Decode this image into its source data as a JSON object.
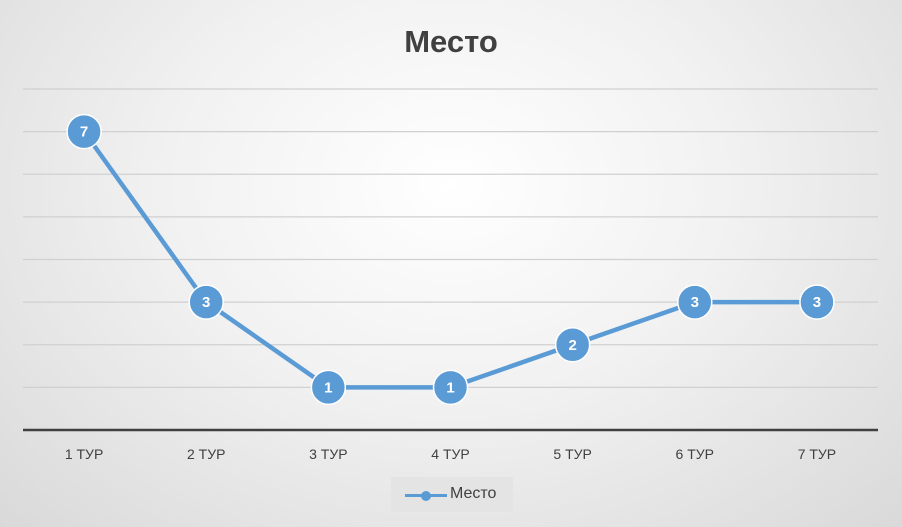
{
  "chart_data": {
    "type": "line",
    "title": "Место",
    "categories": [
      "1 ТУР",
      "2 ТУР",
      "3 ТУР",
      "4 ТУР",
      "5 ТУР",
      "6 ТУР",
      "7 ТУР"
    ],
    "series": [
      {
        "name": "Место",
        "values": [
          7,
          3,
          1,
          1,
          2,
          3,
          3
        ],
        "color": "#5b9bd5"
      }
    ],
    "ylim": [
      0,
      8
    ],
    "grid": true,
    "legend": "bottom",
    "data_labels": true
  }
}
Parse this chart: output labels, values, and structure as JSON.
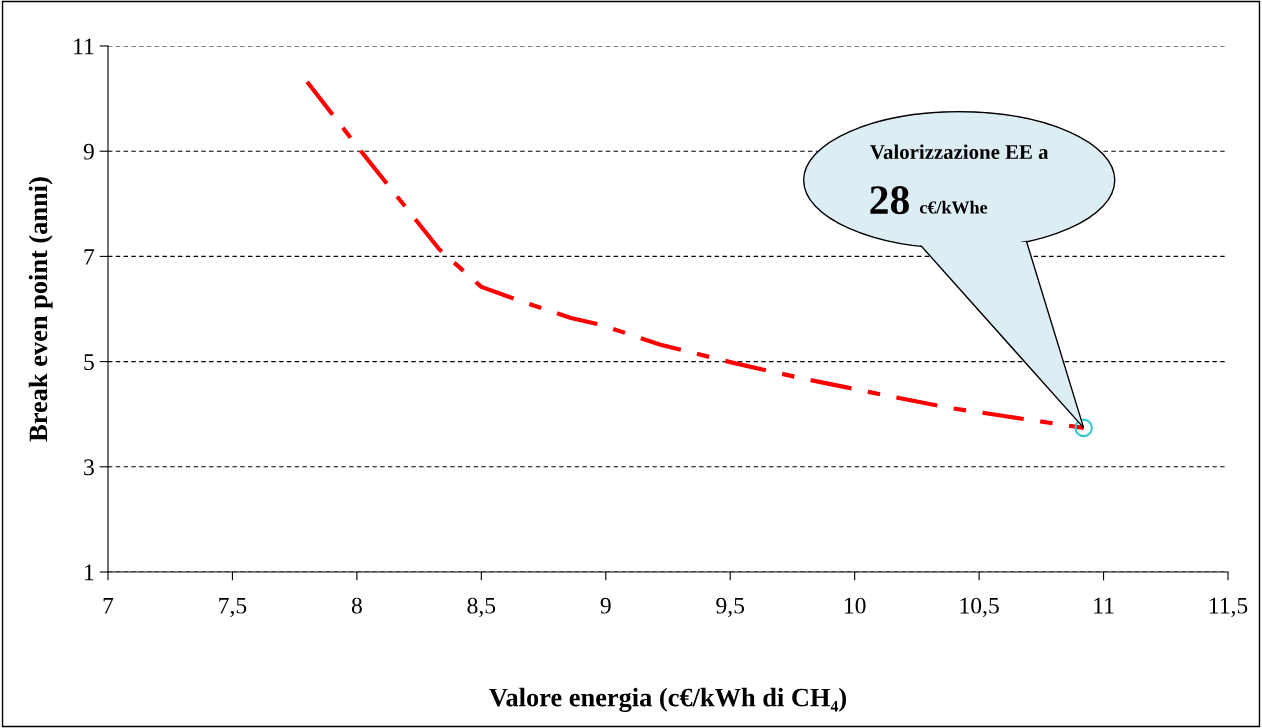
{
  "chart_data": {
    "type": "line",
    "xlabel": "Valore energia (c€/kWh di CH₄)",
    "ylabel": "Break even point (anni)",
    "xlim": [
      7,
      11.5
    ],
    "xticks": [
      7,
      {
        "value": 7.5,
        "label": "7,5"
      },
      8,
      {
        "value": 8.5,
        "label": "8,5"
      },
      9,
      {
        "value": 9.5,
        "label": "9,5"
      },
      10,
      {
        "value": 10.5,
        "label": "10,5"
      },
      11,
      {
        "value": 11.5,
        "label": "11,5"
      }
    ],
    "ylim": [
      1,
      11
    ],
    "yticks": [
      1,
      3,
      5,
      7,
      9,
      11
    ],
    "grid": "y",
    "legend": false,
    "marker": "none",
    "line_style": "dashed",
    "series": [
      {
        "color": "#ff0000",
        "x": [
          7.8,
          8.01,
          8.33,
          8.5,
          8.67,
          8.86,
          8.98,
          9.22,
          9.5,
          9.78,
          10.06,
          10.38,
          10.58,
          10.92
        ],
        "values": [
          10.32,
          9.04,
          7.14,
          6.42,
          6.13,
          5.83,
          5.7,
          5.32,
          4.99,
          4.69,
          4.42,
          4.12,
          3.98,
          3.74
        ]
      },
      {
        "type": "scatter",
        "marker": "circle",
        "color": "#33cccc",
        "x": [
          10.92
        ],
        "values": [
          3.74
        ]
      }
    ],
    "annotations": [
      "Valorizzazione EE a",
      "28",
      "c€/kWhe"
    ]
  }
}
====================
_Exercise directions_: Pictures are excluded; output everything else in the data verbatim.

_Reply_:
Decode this image into its source data as a JSON object.
{
  "chart_data": {
    "type": "line",
    "title": "Место",
    "categories": [
      "1 ТУР",
      "2 ТУР",
      "3 ТУР",
      "4 ТУР",
      "5 ТУР",
      "6 ТУР",
      "7 ТУР"
    ],
    "series": [
      {
        "name": "Место",
        "values": [
          7,
          3,
          1,
          1,
          2,
          3,
          3
        ],
        "color": "#5b9bd5"
      }
    ],
    "ylim": [
      0,
      8
    ],
    "grid": true,
    "legend": "bottom",
    "data_labels": true
  }
}
Parse this chart: output labels, values, and structure as JSON.
{
  "chart_data": {
    "type": "line",
    "xlabel": "Valore energia (c€/kWh di CH₄)",
    "ylabel": "Break even point (anni)",
    "xlim": [
      7,
      11.5
    ],
    "xticks": [
      7,
      {
        "value": 7.5,
        "label": "7,5"
      },
      8,
      {
        "value": 8.5,
        "label": "8,5"
      },
      9,
      {
        "value": 9.5,
        "label": "9,5"
      },
      10,
      {
        "value": 10.5,
        "label": "10,5"
      },
      11,
      {
        "value": 11.5,
        "label": "11,5"
      }
    ],
    "ylim": [
      1,
      11
    ],
    "yticks": [
      1,
      3,
      5,
      7,
      9,
      11
    ],
    "grid": "y",
    "legend": false,
    "marker": "none",
    "line_style": "dashed",
    "series": [
      {
        "color": "#ff0000",
        "x": [
          7.8,
          8.01,
          8.33,
          8.5,
          8.67,
          8.86,
          8.98,
          9.22,
          9.5,
          9.78,
          10.06,
          10.38,
          10.58,
          10.92
        ],
        "values": [
          10.32,
          9.04,
          7.14,
          6.42,
          6.13,
          5.83,
          5.7,
          5.32,
          4.99,
          4.69,
          4.42,
          4.12,
          3.98,
          3.74
        ]
      },
      {
        "type": "scatter",
        "marker": "circle",
        "color": "#33cccc",
        "x": [
          10.92
        ],
        "values": [
          3.74
        ]
      }
    ],
    "annotations": [
      "Valorizzazione EE a",
      "28",
      "c€/kWhe"
    ]
  }
}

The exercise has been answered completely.